▸ GOAL OF THE EXERCISE: Each entry that follows must be output without any deviation.

══ INPUT MATERIAL ══

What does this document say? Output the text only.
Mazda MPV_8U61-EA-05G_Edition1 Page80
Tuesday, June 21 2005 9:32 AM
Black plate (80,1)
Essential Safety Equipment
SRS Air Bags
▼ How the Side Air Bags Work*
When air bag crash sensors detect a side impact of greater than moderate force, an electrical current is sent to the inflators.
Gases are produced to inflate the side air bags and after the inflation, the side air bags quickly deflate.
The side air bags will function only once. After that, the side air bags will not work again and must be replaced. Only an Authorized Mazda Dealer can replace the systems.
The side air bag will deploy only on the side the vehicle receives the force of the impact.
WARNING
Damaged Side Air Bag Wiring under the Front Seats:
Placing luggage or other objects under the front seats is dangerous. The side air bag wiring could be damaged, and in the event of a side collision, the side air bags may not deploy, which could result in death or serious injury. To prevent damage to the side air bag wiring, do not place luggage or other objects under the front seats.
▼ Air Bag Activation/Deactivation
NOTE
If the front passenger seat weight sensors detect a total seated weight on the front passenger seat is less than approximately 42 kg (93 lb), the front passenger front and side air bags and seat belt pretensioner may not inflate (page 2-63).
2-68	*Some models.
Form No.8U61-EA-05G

═══

▸ EXERCISE RESULT:
What does this document say? Output the text only.
Mazda MPV_8U61-EA-05G_Edition1 Page80
Tuesday, June 21 2005 9:32 AM
Black plate (80,1)
Essential Safety Equipment
SRS Air Bags
▼ How the Side Air Bags Work*
When air bag crash sensors detect a side impact of greater than moderate force, an electrical current is sent to the inflators.
Gases are produced to inflate the side air bags and after the inflation, the side air bags quickly deflate.
The side air bags will function only once. After that, the side air bags will not work again and must be replaced. Only an Authorized Mazda Dealer can replace the systems.
The side air bag will deploy only on the side the vehicle receives the force of the impact.
WARNING
Damaged Side Air Bag Wiring under the Front Seats:
Placing luggage or other objects under the front seats is dangerous. The side air bag wiring could be damaged, and in the event of a side collision, the side air bags may not deploy, which could result in death or serious injury. To prevent damage to the side air bag wiring, do not place luggage or other objects under the front seats.
▼ Air Bag Activation/Deactivation
NOTE
If the front passenger seat weight sensors detect a total seated weight on the front passenger seat is less than approximately 42 kg (93 lb), the front passenger front and side air bags and seat belt pretensioner may not inflate (page 2-63).
2-68	*Some models.
Form No.8U61-EA-05G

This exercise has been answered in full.